--- BEGIN ---
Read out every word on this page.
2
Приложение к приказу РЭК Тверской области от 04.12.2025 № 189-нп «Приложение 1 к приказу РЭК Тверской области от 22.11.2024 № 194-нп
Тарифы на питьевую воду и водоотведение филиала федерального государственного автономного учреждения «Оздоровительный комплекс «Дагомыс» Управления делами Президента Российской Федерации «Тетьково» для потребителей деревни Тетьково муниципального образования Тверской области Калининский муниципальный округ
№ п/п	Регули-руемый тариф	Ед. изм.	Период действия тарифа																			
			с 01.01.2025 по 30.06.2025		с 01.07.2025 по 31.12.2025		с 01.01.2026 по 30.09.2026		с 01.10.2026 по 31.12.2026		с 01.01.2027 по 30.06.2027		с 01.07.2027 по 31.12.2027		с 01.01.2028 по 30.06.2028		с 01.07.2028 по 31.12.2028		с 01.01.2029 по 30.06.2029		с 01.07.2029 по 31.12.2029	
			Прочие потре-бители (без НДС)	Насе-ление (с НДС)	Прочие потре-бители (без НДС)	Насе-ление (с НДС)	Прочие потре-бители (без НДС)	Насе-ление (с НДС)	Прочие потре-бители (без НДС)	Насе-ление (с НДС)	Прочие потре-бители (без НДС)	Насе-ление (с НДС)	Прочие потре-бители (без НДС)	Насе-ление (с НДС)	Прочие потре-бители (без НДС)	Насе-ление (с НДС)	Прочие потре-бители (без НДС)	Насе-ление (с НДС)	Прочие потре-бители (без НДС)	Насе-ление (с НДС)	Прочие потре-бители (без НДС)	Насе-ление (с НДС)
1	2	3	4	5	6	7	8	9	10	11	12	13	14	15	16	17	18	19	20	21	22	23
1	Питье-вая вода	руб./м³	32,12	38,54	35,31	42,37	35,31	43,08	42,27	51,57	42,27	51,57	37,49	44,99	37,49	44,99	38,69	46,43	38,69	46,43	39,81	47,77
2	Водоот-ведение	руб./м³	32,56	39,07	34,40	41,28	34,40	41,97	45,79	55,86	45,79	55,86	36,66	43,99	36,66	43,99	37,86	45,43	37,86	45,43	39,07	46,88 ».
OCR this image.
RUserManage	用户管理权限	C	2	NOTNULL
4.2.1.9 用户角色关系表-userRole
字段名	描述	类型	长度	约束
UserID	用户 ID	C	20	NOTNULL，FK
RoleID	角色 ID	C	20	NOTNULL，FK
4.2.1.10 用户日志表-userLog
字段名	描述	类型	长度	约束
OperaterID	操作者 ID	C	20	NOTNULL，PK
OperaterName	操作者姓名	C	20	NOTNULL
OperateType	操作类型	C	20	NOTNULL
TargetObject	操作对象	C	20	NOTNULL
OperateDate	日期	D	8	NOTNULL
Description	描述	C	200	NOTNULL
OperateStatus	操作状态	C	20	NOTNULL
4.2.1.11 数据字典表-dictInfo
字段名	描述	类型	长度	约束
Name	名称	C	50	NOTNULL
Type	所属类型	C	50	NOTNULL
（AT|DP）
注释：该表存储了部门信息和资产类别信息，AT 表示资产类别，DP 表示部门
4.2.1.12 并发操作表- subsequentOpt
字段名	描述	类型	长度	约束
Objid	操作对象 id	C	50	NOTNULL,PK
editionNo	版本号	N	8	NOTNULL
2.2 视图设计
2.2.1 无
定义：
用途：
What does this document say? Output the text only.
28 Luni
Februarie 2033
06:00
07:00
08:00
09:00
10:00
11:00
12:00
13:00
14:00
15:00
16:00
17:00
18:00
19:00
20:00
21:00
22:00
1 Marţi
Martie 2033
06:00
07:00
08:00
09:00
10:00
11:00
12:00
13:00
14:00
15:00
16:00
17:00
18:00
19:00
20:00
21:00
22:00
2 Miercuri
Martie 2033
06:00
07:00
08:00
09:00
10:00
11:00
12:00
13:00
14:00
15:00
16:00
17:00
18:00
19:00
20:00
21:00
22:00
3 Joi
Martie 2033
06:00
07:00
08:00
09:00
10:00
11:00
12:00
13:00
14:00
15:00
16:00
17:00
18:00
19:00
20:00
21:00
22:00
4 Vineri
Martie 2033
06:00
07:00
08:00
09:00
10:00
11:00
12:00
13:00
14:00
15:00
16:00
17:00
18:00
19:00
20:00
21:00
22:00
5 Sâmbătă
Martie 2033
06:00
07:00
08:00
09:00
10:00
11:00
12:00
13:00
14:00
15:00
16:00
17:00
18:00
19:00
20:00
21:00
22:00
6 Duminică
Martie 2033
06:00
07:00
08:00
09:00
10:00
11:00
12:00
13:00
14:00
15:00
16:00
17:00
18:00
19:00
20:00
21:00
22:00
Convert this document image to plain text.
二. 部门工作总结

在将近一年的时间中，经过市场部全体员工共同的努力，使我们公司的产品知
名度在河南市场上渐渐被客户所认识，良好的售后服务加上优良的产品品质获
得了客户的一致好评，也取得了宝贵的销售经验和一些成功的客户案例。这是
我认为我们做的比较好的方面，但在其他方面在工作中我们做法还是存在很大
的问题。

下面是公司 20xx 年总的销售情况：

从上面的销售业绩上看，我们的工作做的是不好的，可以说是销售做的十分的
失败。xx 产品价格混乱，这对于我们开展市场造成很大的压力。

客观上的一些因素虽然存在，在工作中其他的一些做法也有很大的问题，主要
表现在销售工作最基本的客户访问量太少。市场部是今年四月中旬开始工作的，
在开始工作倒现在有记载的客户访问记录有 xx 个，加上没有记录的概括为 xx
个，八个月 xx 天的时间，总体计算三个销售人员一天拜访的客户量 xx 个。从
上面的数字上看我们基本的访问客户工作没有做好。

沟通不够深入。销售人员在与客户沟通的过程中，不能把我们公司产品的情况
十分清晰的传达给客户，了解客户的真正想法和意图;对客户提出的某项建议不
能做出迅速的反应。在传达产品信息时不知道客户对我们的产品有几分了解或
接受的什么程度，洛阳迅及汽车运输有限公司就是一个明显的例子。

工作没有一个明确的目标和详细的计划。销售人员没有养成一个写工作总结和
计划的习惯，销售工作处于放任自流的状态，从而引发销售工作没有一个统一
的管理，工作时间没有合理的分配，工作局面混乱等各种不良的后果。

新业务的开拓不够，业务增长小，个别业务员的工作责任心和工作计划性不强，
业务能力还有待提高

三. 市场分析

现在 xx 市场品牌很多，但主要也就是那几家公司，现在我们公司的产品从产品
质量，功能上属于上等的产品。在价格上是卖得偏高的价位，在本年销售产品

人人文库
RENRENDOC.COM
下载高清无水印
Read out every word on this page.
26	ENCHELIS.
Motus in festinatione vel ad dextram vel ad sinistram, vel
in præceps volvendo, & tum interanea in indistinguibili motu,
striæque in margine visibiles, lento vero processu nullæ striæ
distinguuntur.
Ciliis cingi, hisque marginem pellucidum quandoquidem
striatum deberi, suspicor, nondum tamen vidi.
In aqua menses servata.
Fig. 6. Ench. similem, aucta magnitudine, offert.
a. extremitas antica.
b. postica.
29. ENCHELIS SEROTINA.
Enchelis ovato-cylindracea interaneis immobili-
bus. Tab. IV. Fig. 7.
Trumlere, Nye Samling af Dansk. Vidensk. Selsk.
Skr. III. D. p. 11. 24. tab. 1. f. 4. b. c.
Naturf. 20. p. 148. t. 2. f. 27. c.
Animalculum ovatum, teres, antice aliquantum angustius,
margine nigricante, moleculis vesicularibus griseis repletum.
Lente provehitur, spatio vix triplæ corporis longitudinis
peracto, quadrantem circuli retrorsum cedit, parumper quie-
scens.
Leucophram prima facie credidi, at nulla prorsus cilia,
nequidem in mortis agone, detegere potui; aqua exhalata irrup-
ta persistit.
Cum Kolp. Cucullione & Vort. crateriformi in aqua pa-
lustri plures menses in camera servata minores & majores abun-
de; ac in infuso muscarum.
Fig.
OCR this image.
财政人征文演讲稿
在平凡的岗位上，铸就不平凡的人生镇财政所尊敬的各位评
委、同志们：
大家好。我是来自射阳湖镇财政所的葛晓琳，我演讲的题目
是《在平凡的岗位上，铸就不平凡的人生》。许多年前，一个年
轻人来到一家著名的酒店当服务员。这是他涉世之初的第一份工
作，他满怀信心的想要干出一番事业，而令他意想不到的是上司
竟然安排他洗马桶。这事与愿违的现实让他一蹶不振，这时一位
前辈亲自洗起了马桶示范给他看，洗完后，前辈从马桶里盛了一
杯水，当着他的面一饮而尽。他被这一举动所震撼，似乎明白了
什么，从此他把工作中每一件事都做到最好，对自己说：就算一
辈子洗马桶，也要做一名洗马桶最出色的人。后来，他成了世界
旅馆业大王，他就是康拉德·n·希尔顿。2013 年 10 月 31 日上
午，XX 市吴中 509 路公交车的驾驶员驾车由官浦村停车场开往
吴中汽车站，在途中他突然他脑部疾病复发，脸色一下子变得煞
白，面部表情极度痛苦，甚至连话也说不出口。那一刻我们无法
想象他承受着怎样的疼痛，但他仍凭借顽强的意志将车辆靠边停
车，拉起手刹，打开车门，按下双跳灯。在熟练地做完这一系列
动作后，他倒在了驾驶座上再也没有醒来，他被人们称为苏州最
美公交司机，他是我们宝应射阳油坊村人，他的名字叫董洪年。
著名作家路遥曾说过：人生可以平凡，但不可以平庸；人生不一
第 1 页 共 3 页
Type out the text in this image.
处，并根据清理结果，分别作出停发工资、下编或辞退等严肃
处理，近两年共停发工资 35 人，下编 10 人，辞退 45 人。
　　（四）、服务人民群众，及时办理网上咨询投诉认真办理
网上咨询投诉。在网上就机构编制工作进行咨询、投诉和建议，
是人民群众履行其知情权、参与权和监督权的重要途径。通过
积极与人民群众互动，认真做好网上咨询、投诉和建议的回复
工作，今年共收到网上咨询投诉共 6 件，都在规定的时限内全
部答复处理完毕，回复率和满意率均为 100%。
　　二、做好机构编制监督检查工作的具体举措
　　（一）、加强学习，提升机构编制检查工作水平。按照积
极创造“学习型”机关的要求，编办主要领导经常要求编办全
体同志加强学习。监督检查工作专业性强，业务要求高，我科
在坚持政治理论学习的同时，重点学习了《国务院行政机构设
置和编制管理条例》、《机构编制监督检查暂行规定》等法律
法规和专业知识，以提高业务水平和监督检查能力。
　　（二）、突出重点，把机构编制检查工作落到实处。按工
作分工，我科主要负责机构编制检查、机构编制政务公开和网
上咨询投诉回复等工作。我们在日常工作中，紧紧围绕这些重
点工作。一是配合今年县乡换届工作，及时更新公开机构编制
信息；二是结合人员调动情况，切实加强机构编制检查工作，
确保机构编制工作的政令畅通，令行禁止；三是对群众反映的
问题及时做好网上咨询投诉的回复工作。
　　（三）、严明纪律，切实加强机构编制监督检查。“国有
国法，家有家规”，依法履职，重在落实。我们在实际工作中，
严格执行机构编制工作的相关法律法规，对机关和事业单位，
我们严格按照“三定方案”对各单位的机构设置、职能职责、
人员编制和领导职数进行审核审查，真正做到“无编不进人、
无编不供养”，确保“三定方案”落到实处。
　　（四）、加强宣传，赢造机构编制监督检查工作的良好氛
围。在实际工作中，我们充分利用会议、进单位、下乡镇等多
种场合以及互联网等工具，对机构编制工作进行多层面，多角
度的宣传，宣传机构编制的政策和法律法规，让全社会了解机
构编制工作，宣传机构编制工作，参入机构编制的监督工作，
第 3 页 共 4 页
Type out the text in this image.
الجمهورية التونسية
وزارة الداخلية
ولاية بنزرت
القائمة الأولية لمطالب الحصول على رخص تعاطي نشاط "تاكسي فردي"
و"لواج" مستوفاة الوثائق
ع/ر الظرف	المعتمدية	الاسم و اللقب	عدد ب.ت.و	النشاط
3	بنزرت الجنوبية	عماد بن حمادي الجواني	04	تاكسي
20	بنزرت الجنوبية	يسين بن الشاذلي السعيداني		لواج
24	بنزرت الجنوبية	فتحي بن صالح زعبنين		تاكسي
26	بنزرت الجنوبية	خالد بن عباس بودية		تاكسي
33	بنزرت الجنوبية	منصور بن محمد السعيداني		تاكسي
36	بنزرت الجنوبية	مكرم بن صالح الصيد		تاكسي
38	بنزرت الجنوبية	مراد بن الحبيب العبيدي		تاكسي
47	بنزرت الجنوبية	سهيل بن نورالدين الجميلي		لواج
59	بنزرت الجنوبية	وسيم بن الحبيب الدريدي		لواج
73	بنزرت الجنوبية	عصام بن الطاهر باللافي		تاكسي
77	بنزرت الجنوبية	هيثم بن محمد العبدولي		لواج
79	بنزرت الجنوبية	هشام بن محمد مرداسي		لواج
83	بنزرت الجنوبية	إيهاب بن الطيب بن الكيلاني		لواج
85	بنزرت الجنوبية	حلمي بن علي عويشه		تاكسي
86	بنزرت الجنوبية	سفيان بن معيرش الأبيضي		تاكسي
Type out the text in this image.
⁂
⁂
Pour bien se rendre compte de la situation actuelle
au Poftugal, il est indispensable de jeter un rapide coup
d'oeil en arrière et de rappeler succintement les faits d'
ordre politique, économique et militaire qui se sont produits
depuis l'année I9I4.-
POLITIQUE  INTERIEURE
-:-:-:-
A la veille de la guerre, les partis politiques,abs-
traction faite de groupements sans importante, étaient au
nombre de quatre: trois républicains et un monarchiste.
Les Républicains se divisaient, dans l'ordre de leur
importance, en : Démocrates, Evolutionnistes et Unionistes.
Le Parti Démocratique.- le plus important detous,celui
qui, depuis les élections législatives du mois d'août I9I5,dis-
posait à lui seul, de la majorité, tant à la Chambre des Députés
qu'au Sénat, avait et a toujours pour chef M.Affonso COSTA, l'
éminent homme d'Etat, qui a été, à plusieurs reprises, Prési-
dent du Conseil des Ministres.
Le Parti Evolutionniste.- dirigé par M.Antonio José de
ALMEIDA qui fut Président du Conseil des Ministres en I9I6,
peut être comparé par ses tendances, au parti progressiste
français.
--- END ---
Count up the lines in the listing that hold the word "menses", and give that number only.

2